[Dataset items]
------

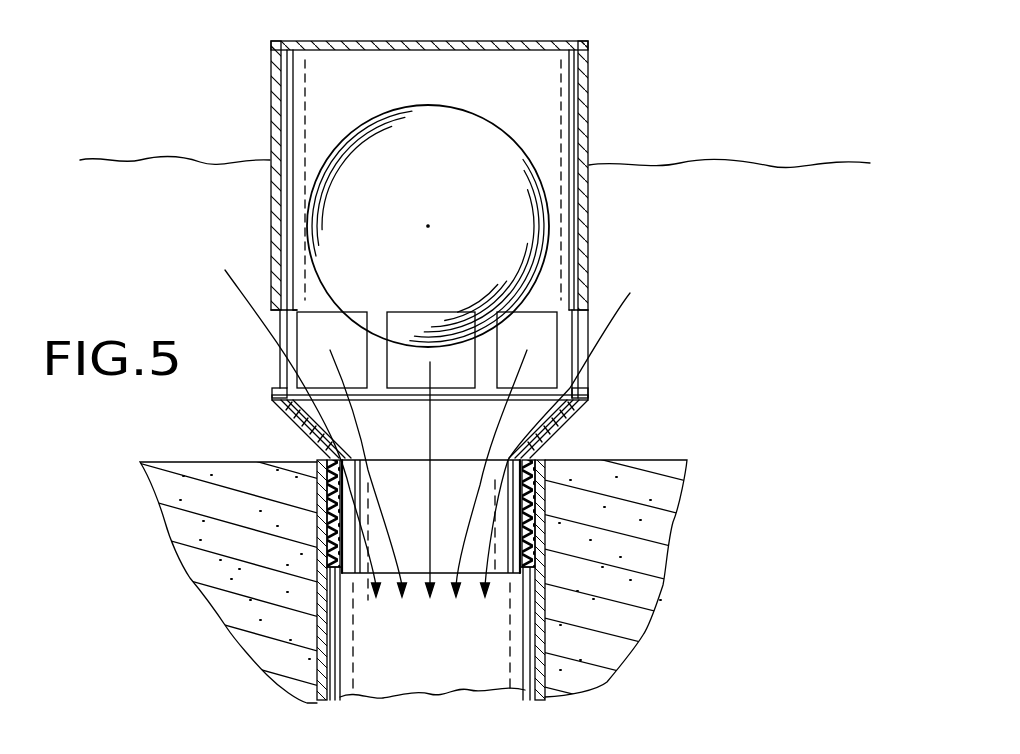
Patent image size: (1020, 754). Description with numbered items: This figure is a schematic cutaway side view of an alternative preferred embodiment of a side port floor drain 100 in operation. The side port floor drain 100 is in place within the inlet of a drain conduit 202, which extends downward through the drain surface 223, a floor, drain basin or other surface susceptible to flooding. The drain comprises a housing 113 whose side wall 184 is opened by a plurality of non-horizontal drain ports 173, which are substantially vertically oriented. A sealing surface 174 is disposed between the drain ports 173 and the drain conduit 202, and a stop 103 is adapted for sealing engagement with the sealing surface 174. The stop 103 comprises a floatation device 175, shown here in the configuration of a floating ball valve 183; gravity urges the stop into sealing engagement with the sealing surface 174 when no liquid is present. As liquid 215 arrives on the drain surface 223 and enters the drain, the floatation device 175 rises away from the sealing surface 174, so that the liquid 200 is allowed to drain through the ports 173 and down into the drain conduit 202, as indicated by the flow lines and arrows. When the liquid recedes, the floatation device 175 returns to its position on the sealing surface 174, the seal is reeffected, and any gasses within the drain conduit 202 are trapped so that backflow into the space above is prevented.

The side port floor drain 100 is at (690, 108).
The stop 103 is at (452, 137).
The housing 113 is at (281, 88).
The drain ports 173 is at (548, 308).
The sealing surface 174 is at (345, 450).
The floatation device 175 is at (407, 127).
The floating ball valve 183 is at (337, 153).
The side wall 184 is at (588, 88).
The liquid 200 is at (427, 458).
The drain conduit 202 is at (550, 638).
The liquid 215 is at (800, 162).
The drain surface 223 is at (670, 460).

------

## Task
Please write out each of the entries above again with "backflow" switched to "reverse flow" and everything else left as it is. Leave the pictures out.

## Answer to this exercise
Patent image size: (1020, 754). Description with numbered items: This figure is a schematic cutaway side view of an alternative preferred embodiment of a side port floor drain 100 in operation. The side port floor drain 100 is in place within the inlet of a drain conduit 202, which extends downward through the drain surface 223, a floor, drain basin or other surface susceptible to flooding. The drain comprises a housing 113 whose side wall 184 is opened by a plurality of non-horizontal drain ports 173, which are substantially vertically oriented. A sealing surface 174 is disposed between the drain ports 173 and the drain conduit 202, and a stop 103 is adapted for sealing engagement with the sealing surface 174. The stop 103 comprises a floatation device 175, shown here in the configuration of a floating ball valve 183; gravity urges the stop into sealing engagement with the sealing surface 174 when no liquid is present. As liquid 215 arrives on the drain surface 223 and enters the drain, the floatation device 175 rises away from the sealing surface 174, so that the liquid 200 is allowed to drain through the ports 173 and down into the drain conduit 202, as indicated by the flow lines and arrows. When the liquid recedes, the floatation device 175 returns to its position on the sealing surface 174, the seal is reeffected, and any gasses within the drain conduit 202 are trapped so that reverse flow into the space above is prevented.

The side port floor drain 100 is at (690, 108).
The stop 103 is at (452, 137).
The housing 113 is at (281, 88).
The drain ports 173 is at (548, 308).
The sealing surface 174 is at (345, 450).
The floatation device 175 is at (407, 127).
The floating ball valve 183 is at (337, 153).
The side wall 184 is at (588, 88).
The liquid 200 is at (427, 458).
The drain conduit 202 is at (550, 638).
The liquid 215 is at (800, 162).
The drain surface 223 is at (670, 460).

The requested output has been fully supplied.